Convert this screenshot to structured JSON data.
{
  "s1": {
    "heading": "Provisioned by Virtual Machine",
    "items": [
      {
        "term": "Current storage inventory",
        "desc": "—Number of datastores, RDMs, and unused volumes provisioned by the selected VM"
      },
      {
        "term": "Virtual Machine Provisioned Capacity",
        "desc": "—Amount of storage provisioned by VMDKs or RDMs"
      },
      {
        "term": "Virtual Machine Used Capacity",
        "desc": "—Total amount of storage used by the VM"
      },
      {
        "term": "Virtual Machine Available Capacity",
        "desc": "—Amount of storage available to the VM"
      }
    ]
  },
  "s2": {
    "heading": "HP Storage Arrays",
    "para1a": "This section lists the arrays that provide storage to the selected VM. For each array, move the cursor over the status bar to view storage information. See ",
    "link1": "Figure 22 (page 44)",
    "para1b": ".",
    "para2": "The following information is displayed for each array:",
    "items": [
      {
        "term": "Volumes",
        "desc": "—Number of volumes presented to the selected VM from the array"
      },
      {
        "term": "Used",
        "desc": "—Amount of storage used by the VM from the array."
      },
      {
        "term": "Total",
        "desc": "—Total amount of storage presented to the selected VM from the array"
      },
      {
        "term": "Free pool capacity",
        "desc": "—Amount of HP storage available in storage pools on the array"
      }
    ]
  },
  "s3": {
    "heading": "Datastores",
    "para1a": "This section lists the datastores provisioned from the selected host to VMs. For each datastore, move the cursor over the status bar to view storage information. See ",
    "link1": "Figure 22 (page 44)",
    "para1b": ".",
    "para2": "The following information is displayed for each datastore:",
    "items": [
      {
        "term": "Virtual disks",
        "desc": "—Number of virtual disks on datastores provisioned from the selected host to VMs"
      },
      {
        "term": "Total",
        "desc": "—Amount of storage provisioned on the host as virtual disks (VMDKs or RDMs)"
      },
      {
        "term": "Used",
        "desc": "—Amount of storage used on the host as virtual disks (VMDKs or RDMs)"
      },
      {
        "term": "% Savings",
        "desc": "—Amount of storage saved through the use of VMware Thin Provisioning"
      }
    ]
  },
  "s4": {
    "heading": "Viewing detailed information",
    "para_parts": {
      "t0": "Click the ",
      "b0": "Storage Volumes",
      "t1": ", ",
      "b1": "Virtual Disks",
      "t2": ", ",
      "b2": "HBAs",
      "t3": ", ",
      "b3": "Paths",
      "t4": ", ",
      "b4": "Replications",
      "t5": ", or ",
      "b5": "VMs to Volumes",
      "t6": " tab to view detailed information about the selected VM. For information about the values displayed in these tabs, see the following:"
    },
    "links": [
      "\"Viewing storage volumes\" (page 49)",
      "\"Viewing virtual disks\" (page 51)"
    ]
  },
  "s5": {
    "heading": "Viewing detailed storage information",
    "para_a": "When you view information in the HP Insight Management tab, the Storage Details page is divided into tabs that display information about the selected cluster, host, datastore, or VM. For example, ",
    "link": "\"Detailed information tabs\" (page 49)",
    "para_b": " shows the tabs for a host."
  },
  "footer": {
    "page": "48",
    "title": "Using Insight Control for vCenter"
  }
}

-*-*-

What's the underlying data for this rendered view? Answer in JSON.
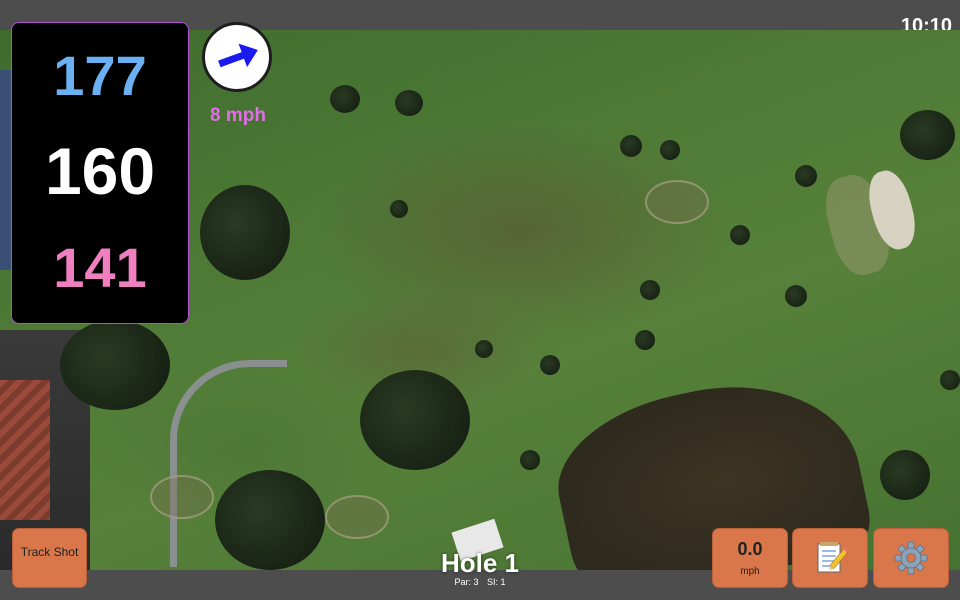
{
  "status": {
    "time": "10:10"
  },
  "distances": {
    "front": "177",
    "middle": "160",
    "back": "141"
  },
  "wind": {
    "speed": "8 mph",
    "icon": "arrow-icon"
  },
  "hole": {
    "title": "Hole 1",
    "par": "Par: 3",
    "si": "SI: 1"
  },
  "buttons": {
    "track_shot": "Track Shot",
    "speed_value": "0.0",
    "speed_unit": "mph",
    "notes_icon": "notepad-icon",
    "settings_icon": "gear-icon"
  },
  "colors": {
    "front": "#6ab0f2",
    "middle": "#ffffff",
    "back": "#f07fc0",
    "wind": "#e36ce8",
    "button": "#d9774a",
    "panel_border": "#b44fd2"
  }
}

-*-*-

Take every line from the records above that has the word "Machine" and copy it.

*SOLUTION TO THE PROBLEM*:
    "heading": "Provisioned by Virtual Machine",
        "term": "Virtual Machine Provisioned Capacity",
        "term": "Virtual Machine Used Capacity",
        "term": "Virtual Machine Available Capacity",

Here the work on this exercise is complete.